> [SET PROBLEM] Compute how many lines in the entries below contain "初中物理在线", and output nothing but the number.

> [GIVEN ENTRIES]
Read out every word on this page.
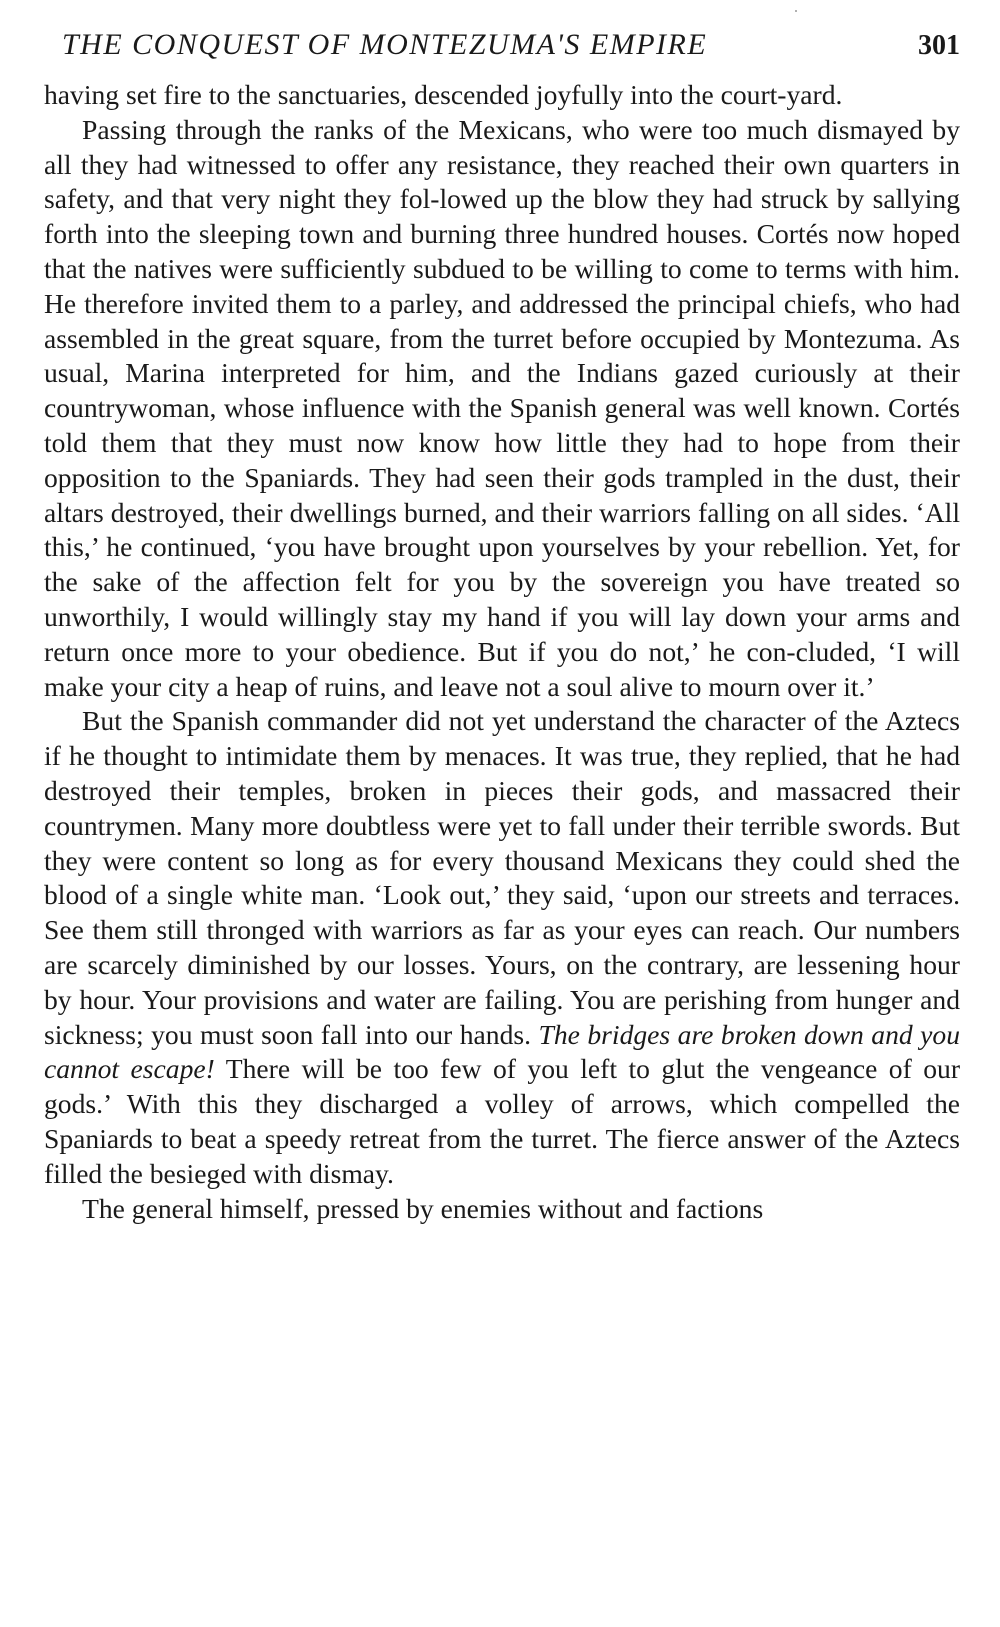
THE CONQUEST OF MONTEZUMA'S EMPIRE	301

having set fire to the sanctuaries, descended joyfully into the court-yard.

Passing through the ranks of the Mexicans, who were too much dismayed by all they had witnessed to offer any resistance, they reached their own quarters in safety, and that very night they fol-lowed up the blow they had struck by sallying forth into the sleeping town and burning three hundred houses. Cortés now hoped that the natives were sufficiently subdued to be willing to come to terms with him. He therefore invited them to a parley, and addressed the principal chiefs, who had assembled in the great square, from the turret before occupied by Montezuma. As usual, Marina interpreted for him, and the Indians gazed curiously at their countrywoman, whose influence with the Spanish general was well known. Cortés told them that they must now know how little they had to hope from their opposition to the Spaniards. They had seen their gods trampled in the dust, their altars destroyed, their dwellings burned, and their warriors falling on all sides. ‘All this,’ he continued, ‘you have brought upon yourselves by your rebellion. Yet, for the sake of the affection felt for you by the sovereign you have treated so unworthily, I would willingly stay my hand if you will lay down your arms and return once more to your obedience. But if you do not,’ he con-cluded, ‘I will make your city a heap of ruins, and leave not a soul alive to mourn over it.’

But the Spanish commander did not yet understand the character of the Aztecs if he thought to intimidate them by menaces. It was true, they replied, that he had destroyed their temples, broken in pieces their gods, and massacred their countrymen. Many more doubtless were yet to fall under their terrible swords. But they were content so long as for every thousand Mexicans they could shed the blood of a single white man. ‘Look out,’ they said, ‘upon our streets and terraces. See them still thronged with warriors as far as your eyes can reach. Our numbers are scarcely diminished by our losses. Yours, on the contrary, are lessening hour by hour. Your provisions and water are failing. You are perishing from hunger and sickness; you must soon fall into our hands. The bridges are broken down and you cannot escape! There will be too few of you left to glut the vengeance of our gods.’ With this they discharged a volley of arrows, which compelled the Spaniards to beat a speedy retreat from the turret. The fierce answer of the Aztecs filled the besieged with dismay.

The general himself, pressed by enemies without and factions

==

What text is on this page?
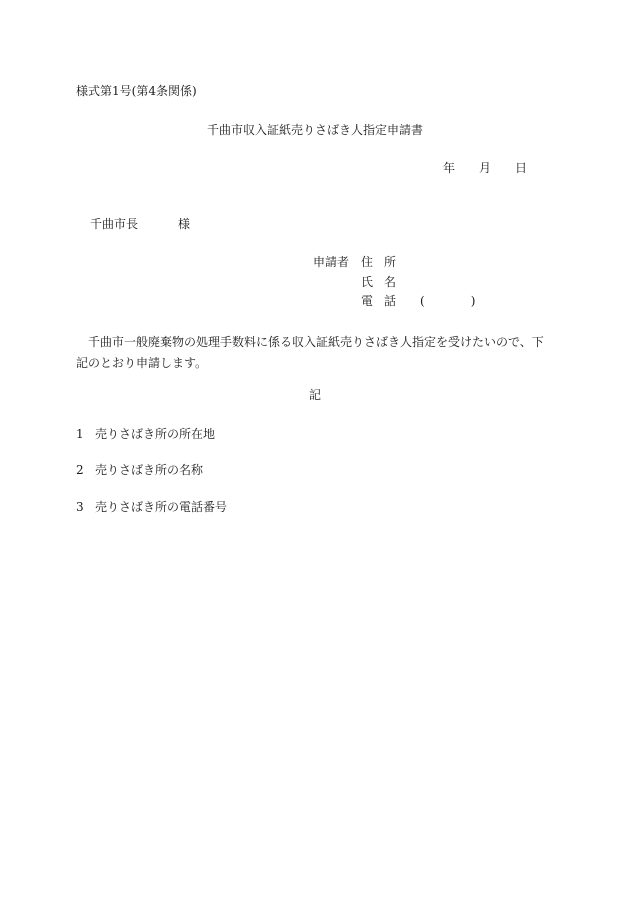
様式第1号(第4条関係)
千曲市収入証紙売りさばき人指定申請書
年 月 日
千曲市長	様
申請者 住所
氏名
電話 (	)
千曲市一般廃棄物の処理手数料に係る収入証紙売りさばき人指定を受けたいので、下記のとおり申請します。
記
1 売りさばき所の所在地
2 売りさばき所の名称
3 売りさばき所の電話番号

...

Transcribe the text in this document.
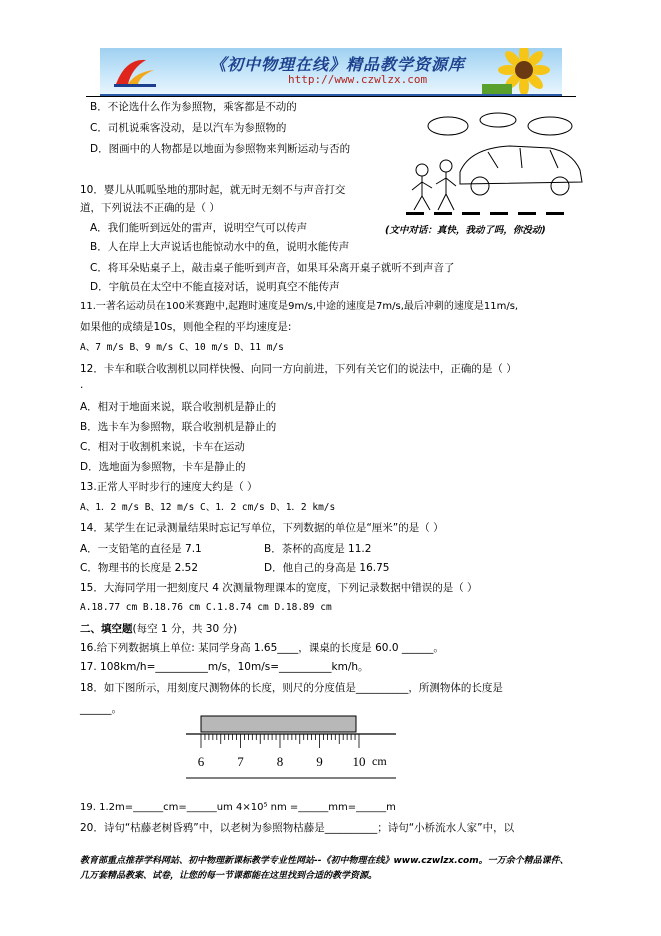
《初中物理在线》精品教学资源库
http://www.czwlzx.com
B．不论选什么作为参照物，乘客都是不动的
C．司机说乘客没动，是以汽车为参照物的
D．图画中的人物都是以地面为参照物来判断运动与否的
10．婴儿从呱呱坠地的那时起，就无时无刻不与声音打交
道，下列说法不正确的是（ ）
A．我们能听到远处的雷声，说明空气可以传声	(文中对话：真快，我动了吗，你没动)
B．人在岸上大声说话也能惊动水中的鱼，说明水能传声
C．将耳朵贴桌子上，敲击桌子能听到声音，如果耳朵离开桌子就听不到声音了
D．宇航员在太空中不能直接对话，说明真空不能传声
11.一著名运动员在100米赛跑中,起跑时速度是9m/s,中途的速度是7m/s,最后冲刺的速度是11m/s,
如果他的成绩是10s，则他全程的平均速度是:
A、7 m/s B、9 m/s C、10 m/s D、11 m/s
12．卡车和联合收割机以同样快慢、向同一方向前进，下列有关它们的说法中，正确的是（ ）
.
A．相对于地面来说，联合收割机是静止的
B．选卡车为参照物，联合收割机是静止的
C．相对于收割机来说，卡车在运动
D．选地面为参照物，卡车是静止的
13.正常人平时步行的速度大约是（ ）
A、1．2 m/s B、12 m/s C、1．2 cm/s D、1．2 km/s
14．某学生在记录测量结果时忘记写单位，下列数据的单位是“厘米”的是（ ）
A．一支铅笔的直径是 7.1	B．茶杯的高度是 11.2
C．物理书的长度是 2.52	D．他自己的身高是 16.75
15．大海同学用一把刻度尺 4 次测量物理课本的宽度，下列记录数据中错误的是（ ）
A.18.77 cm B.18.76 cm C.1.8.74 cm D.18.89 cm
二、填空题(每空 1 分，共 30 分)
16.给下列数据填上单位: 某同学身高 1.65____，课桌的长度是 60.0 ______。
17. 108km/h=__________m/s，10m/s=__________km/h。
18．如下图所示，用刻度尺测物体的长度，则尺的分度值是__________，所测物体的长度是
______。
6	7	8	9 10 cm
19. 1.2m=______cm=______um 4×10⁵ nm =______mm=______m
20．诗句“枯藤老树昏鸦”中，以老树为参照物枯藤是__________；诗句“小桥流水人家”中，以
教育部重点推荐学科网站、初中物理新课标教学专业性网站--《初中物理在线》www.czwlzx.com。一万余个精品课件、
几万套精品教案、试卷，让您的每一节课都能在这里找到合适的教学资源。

> [EXPECTED ANSWER] 2